[Collected data entries]

++++++++++

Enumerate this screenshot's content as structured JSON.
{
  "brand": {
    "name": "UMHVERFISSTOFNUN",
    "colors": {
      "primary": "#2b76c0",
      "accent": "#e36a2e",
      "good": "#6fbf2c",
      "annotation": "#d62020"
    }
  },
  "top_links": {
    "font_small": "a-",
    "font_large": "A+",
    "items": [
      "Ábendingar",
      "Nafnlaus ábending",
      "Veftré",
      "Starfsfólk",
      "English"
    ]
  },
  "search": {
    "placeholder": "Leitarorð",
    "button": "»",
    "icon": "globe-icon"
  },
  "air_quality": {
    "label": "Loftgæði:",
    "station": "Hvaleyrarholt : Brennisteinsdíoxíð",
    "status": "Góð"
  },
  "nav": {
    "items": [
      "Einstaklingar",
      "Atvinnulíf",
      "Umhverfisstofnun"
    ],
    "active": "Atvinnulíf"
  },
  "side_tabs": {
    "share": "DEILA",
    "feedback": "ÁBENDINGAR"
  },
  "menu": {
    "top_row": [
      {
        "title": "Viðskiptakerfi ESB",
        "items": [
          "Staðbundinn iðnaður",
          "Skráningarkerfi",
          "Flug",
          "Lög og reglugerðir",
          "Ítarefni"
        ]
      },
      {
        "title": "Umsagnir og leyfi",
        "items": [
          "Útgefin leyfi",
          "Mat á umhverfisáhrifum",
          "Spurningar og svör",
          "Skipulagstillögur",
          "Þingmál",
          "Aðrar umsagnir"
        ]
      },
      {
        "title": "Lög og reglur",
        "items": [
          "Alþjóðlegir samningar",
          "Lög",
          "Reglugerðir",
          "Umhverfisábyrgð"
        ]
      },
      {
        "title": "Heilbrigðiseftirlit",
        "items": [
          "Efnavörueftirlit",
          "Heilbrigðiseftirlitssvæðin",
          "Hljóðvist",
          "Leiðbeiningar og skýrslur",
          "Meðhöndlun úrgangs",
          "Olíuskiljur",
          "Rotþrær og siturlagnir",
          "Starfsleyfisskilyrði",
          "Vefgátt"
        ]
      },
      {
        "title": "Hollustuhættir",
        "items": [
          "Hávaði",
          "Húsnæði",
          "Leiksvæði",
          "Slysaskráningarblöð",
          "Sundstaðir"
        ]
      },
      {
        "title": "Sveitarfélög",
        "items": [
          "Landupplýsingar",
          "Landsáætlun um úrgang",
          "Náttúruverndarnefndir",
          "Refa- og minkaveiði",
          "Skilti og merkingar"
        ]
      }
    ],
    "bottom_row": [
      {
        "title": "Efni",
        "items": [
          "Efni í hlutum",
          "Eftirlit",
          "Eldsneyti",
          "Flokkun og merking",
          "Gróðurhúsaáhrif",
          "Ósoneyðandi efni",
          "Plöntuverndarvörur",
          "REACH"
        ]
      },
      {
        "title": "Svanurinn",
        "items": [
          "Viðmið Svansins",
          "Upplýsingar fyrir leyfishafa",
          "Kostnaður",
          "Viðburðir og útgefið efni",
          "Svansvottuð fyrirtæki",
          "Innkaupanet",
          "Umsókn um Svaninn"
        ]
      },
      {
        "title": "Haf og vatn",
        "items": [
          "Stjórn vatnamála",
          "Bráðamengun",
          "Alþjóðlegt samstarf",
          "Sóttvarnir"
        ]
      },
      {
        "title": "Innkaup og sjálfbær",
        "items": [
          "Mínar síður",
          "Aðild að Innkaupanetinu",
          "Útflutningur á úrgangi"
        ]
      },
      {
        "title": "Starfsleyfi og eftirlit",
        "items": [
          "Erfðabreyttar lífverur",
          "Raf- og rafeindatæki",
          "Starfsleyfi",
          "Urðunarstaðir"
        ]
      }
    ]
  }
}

++++++++++

**YOUR GOAL:** List each line of the records that holds the string "title".

**EXERCISE OUTPUT:**
        "title": "Viðskiptakerfi ESB",
        "title": "Umsagnir og leyfi",
        "title": "Lög og reglur",
        "title": "Heilbrigðiseftirlit",
        "title": "Hollustuhættir",
        "title": "Sveitarfélög",
        "title": "Efni",
        "title": "Svanurinn",
        "title": "Haf og vatn",
        "title": "Innkaup og sjálfbær",
        "title": "Starfsleyfi og eftirlit",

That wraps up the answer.